#### Required task:
Transcribe every entry below word for word, but skip the pictures.

********

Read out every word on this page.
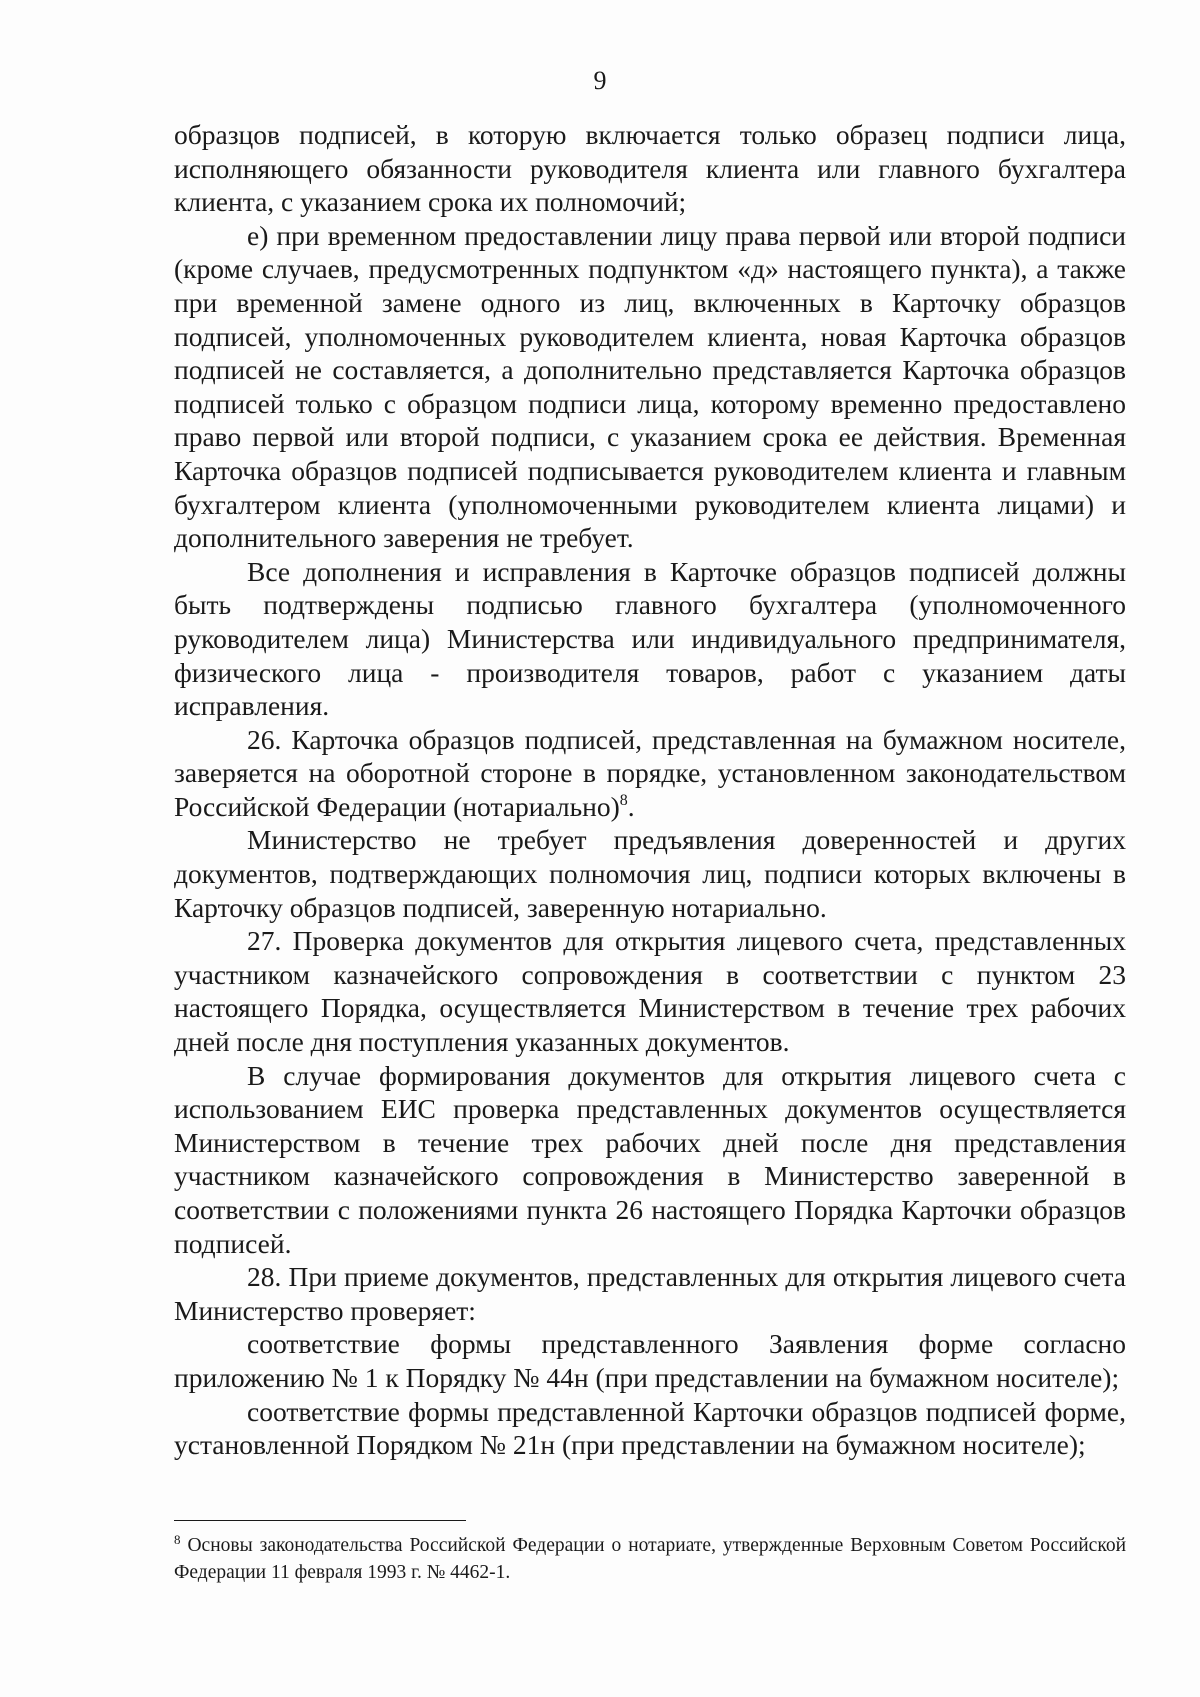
9

образцов подписей, в которую включается только образец подписи лица, исполняющего обязанности руководителя клиента или главного бухгалтера клиента, с указанием срока их полномочий;

е) при временном предоставлении лицу права первой или второй подписи (кроме случаев, предусмотренных подпунктом «д» настоящего пункта), а также при временной замене одного из лиц, включенных в Карточку образцов подписей, уполномоченных руководителем клиента, новая Карточка образцов подписей не составляется, а дополнительно представляется Карточка образцов подписей только с образцом подписи лица, которому временно предоставлено право первой или второй подписи, с указанием срока ее действия. Временная Карточка образцов подписей подписывается руководителем клиента и главным бухгалтером клиента (уполномоченными руководителем клиента лицами) и дополнительного заверения не требует.

Все дополнения и исправления в Карточке образцов подписей должны быть подтверждены подписью главного бухгалтера (уполномоченного руководителем лица) Министерства или индивидуального предпринимателя, физического лица - производителя товаров, работ с указанием даты исправления.

26. Карточка образцов подписей, представленная на бумажном носителе, заверяется на оборотной стороне в порядке, установленном законодательством Российской Федерации (нотариально)$^8$.

Министерство не требует предъявления доверенностей и других документов, подтверждающих полномочия лиц, подписи которых включены в Карточку образцов подписей, заверенную нотариально.

27. Проверка документов для открытия лицевого счета, представленных участником казначейского сопровождения в соответствии с пунктом 23 настоящего Порядка, осуществляется Министерством в течение трех рабочих дней после дня поступления указанных документов.

В случае формирования документов для открытия лицевого счета с использованием ЕИС проверка представленных документов осуществляется Министерством в течение трех рабочих дней после дня представления участником казначейского сопровождения в Министерство заверенной в соответствии с положениями пункта 26 настоящего Порядка Карточки образцов подписей.

28. При приеме документов, представленных для открытия лицевого счета Министерство проверяет:

соответствие формы представленного Заявления форме согласно приложению № 1 к Порядку № 44н (при представлении на бумажном носителе);

соответствие формы представленной Карточки образцов подписей форме, установленной Порядком № 21н (при представлении на бумажном носителе);

$^8$ Основы законодательства Российской Федерации о нотариате, утвержденные Верховным Советом Российской Федерации 11 февраля 1993 г. № 4462-1.
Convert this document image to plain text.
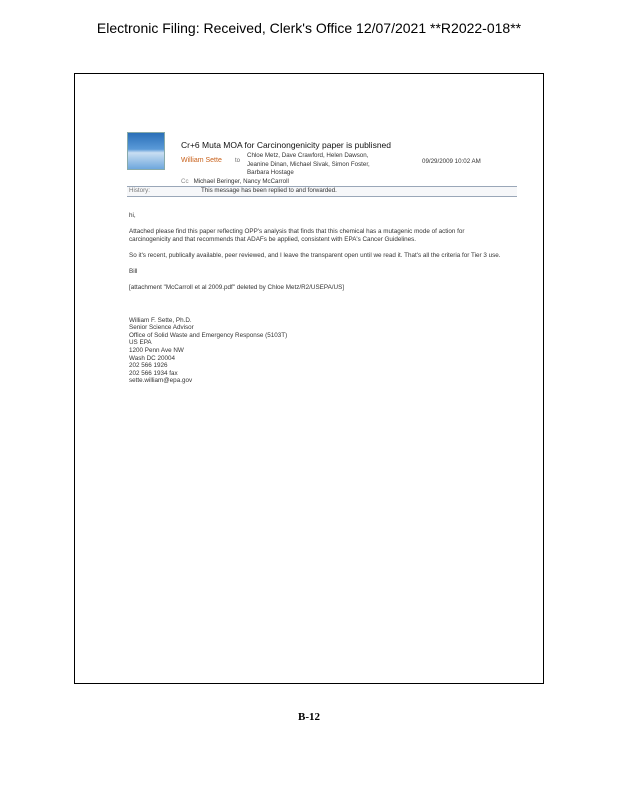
Electronic Filing: Received, Clerk's Office 12/07/2021 **R2022-018**
Cr+6 Muta MOA for Carcinongenicity paper is publisned
William Sette to
Chloe Metz, Dave Crawford, Helen Dawson,
Jeanine Dinan, Michael Sivak, Simon Foster,
Barbara Hostage
09/29/2009 10:02 AM
Cc Michael Beringer, Nancy McCarroll
History:	This message has been replied to and forwarded.

hi,

Attached please find this paper reflecting OPP's analysis that finds that this chemical has a mutagenic mode of action for carcinogenicity and that recommends that ADAFs be applied, consistent with EPA's Cancer Guidelines.

So it's recent, publically available, peer reviewed, and I leave the transparent open until we read it. That's all the criteria for Tier 3 use.

Bill

[attachment "McCarroll et al 2009.pdf" deleted by Chloe Metz/R2/USEPA/US]

William F. Sette, Ph.D.
Senior Science Advisor
Office of Solid Waste and Emergency Response (5103T)
US EPA
1200 Penn Ave NW
Wash DC 20004
202 566 1926
202 566 1934 fax
sette.william@epa.gov
B-12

********

#### Response to this exercise:
Read out every word on this page.
9

образцов подписей, в которую включается только образец подписи лица, исполняющего обязанности руководителя клиента или главного бухгалтера клиента, с указанием срока их полномочий;

е) при временном предоставлении лицу права первой или второй подписи (кроме случаев, предусмотренных подпунктом «д» настоящего пункта), а также при временной замене одного из лиц, включенных в Карточку образцов подписей, уполномоченных руководителем клиента, новая Карточка образцов подписей не составляется, а дополнительно представляется Карточка образцов подписей только с образцом подписи лица, которому временно предоставлено право первой или второй подписи, с указанием срока ее действия. Временная Карточка образцов подписей подписывается руководителем клиента и главным бухгалтером клиента (уполномоченными руководителем клиента лицами) и дополнительного заверения не требует.

Все дополнения и исправления в Карточке образцов подписей должны быть подтверждены подписью главного бухгалтера (уполномоченного руководителем лица) Министерства или индивидуального предпринимателя, физического лица - производителя товаров, работ с указанием даты исправления.

26. Карточка образцов подписей, представленная на бумажном носителе, заверяется на оборотной стороне в порядке, установленном законодательством Российской Федерации (нотариально)$^8$.

Министерство не требует предъявления доверенностей и других документов, подтверждающих полномочия лиц, подписи которых включены в Карточку образцов подписей, заверенную нотариально.

27. Проверка документов для открытия лицевого счета, представленных участником казначейского сопровождения в соответствии с пунктом 23 настоящего Порядка, осуществляется Министерством в течение трех рабочих дней после дня поступления указанных документов.

В случае формирования документов для открытия лицевого счета с использованием ЕИС проверка представленных документов осуществляется Министерством в течение трех рабочих дней после дня представления участником казначейского сопровождения в Министерство заверенной в соответствии с положениями пункта 26 настоящего Порядка Карточки образцов подписей.

28. При приеме документов, представленных для открытия лицевого счета Министерство проверяет:

соответствие формы представленного Заявления форме согласно приложению № 1 к Порядку № 44н (при представлении на бумажном носителе);

соответствие формы представленной Карточки образцов подписей форме, установленной Порядком № 21н (при представлении на бумажном носителе);

$^8$ Основы законодательства Российской Федерации о нотариате, утвержденные Верховным Советом Российской Федерации 11 февраля 1993 г. № 4462-1.
Convert this document image to plain text.
Electronic Filing: Received, Clerk's Office 12/07/2021 **R2022-018**
Cr+6 Muta MOA for Carcinongenicity paper is publisned
William Sette to
Chloe Metz, Dave Crawford, Helen Dawson,
Jeanine Dinan, Michael Sivak, Simon Foster,
Barbara Hostage
09/29/2009 10:02 AM
Cc Michael Beringer, Nancy McCarroll
History:	This message has been replied to and forwarded.

hi,

Attached please find this paper reflecting OPP's analysis that finds that this chemical has a mutagenic mode of action for carcinogenicity and that recommends that ADAFs be applied, consistent with EPA's Cancer Guidelines.

So it's recent, publically available, peer reviewed, and I leave the transparent open until we read it. That's all the criteria for Tier 3 use.

Bill

[attachment "McCarroll et al 2009.pdf" deleted by Chloe Metz/R2/USEPA/US]

William F. Sette, Ph.D.
Senior Science Advisor
Office of Solid Waste and Emergency Response (5103T)
US EPA
1200 Penn Ave NW
Wash DC 20004
202 566 1926
202 566 1934 fax
sette.william@epa.gov
B-12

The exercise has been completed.